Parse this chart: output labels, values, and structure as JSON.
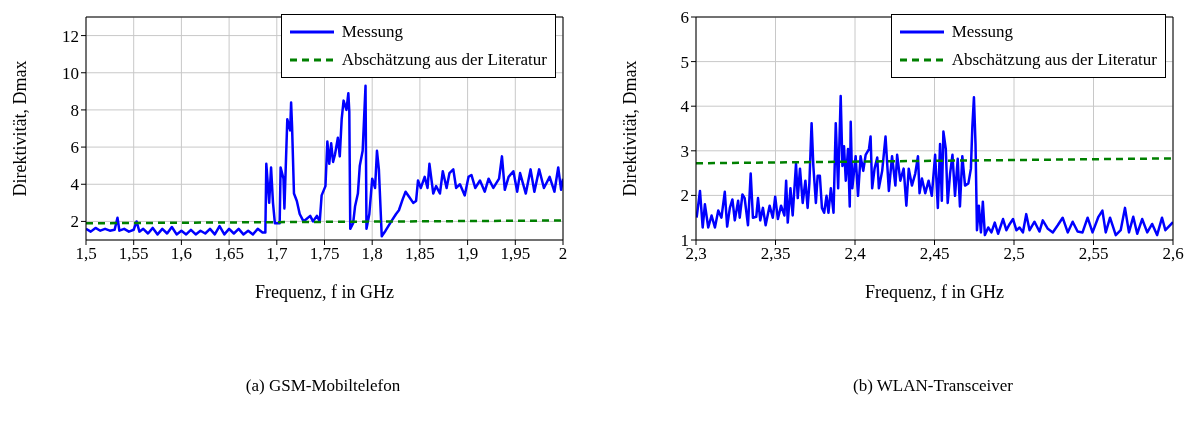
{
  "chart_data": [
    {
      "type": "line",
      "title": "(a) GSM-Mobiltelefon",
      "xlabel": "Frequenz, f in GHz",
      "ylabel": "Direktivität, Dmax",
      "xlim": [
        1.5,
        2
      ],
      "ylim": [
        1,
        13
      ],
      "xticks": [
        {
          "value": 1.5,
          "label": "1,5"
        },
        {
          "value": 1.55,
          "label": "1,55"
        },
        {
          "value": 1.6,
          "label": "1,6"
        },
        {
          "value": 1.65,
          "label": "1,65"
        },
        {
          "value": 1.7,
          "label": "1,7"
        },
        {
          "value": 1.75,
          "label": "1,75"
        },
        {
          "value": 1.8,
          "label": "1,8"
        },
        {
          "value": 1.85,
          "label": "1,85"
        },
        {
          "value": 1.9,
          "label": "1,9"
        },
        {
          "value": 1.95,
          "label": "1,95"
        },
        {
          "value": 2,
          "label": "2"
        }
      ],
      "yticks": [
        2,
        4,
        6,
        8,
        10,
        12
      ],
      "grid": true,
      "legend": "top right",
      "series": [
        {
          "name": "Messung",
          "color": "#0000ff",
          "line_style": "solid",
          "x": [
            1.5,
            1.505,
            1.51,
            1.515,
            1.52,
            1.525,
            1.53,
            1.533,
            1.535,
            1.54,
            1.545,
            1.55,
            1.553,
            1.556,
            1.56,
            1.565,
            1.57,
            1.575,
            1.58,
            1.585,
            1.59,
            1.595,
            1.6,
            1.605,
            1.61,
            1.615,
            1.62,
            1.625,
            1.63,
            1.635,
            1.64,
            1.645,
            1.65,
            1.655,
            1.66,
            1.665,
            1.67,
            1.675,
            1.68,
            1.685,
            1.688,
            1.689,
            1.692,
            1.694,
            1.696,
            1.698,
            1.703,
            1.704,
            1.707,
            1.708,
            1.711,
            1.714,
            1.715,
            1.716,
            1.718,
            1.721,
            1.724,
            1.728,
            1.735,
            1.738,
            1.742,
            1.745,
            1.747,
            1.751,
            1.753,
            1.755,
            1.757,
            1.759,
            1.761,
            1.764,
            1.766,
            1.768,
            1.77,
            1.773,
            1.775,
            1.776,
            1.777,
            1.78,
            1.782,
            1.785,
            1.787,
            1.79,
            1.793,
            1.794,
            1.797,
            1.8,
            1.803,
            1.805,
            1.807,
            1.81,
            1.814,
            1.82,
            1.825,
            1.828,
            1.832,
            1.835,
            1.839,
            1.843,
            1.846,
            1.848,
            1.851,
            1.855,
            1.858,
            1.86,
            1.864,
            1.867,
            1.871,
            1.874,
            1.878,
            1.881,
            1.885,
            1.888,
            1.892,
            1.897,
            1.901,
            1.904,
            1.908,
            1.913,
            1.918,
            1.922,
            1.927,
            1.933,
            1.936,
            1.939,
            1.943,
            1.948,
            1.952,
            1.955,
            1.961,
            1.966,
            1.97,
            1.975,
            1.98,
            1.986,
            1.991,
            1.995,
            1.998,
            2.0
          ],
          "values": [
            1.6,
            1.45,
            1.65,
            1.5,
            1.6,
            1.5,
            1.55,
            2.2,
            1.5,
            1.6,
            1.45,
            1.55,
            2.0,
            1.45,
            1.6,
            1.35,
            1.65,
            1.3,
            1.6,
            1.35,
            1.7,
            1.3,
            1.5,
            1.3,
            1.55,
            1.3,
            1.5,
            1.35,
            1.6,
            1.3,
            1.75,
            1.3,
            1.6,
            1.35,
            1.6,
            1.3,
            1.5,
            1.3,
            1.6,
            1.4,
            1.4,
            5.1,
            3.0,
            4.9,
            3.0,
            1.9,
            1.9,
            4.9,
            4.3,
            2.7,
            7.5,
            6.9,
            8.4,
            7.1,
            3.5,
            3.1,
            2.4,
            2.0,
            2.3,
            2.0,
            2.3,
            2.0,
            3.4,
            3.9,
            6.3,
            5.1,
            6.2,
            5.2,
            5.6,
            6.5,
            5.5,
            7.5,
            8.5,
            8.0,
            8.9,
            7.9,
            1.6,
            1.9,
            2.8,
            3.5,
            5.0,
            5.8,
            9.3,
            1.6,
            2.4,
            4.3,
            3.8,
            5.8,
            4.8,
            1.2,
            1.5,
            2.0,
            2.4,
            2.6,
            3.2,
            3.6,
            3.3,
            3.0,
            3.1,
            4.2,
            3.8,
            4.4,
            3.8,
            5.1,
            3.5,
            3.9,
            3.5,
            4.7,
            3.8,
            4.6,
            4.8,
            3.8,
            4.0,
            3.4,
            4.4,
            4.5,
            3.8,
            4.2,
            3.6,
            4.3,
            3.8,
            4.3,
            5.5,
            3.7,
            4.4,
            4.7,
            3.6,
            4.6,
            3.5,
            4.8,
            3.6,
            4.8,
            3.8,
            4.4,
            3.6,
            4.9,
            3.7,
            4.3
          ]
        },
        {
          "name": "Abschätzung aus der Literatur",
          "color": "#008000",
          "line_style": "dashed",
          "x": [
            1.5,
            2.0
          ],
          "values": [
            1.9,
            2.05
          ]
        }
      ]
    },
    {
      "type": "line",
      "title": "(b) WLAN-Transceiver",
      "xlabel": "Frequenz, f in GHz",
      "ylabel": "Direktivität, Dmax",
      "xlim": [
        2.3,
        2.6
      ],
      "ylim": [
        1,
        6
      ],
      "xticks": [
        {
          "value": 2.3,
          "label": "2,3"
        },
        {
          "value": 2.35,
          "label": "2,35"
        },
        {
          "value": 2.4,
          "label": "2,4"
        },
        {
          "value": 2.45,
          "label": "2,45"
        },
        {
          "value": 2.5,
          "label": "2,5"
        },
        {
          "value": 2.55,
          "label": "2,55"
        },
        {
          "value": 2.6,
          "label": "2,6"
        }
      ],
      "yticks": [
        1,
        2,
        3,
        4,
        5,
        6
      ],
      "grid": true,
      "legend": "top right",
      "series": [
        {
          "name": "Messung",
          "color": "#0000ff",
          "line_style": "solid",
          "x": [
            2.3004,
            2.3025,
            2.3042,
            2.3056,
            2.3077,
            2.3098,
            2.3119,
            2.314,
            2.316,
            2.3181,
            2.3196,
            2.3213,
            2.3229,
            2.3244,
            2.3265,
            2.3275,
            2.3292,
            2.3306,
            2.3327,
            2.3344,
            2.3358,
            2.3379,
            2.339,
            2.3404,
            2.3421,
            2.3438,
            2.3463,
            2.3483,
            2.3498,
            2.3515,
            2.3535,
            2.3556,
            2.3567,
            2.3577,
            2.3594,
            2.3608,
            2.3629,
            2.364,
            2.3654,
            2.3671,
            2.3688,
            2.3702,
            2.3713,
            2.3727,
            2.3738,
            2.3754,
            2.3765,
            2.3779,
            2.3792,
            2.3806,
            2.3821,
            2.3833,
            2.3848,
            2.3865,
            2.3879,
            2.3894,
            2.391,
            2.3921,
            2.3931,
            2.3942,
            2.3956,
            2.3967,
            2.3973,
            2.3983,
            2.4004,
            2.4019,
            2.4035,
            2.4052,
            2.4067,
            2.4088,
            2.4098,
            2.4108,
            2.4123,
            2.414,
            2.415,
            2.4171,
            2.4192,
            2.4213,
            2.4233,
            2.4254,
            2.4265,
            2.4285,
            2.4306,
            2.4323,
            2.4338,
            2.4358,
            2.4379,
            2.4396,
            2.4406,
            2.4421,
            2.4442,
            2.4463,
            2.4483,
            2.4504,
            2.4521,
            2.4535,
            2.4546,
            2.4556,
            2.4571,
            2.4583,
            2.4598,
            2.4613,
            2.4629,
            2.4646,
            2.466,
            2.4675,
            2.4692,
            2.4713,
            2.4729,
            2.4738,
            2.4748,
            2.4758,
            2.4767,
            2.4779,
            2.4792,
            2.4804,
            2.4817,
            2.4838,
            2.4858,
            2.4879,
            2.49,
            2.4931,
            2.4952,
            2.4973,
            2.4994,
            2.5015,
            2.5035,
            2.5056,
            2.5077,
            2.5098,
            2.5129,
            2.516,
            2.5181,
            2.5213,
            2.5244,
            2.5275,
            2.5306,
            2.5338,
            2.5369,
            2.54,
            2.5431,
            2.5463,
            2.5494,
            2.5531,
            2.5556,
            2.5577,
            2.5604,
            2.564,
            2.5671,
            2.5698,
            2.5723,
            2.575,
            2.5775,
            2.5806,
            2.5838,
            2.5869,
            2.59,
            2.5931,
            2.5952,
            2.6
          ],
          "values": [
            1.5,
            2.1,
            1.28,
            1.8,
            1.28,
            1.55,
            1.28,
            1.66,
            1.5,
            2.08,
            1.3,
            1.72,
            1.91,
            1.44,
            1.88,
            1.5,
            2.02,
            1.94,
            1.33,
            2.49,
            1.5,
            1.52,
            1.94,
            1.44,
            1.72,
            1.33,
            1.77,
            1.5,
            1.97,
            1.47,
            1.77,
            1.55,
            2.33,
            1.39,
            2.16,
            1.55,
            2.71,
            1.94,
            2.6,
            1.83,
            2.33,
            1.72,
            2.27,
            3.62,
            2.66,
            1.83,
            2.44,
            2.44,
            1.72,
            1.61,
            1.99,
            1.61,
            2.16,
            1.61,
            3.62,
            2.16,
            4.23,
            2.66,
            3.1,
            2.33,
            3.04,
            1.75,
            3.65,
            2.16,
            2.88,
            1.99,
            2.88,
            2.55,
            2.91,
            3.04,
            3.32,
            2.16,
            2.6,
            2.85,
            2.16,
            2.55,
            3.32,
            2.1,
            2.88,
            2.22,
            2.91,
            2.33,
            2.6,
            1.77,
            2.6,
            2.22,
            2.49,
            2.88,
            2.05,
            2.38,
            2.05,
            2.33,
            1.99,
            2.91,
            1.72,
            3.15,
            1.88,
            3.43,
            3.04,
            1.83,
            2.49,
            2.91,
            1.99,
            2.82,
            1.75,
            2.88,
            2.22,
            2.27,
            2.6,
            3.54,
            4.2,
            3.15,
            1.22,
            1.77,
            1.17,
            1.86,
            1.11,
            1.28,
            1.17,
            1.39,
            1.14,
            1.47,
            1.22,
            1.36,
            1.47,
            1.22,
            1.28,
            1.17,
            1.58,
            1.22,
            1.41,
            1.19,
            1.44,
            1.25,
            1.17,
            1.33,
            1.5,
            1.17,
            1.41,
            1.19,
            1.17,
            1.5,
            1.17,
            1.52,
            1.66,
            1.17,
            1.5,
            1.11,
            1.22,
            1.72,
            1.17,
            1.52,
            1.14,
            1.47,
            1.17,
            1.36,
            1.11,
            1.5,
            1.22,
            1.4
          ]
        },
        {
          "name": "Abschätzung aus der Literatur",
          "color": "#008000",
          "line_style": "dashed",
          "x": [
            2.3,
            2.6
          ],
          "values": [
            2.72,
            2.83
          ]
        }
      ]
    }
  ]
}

REQUIREMENTS: Only a number is needed: how many lines of the material above contain "title"?

EXERCISE OUTPUT: 2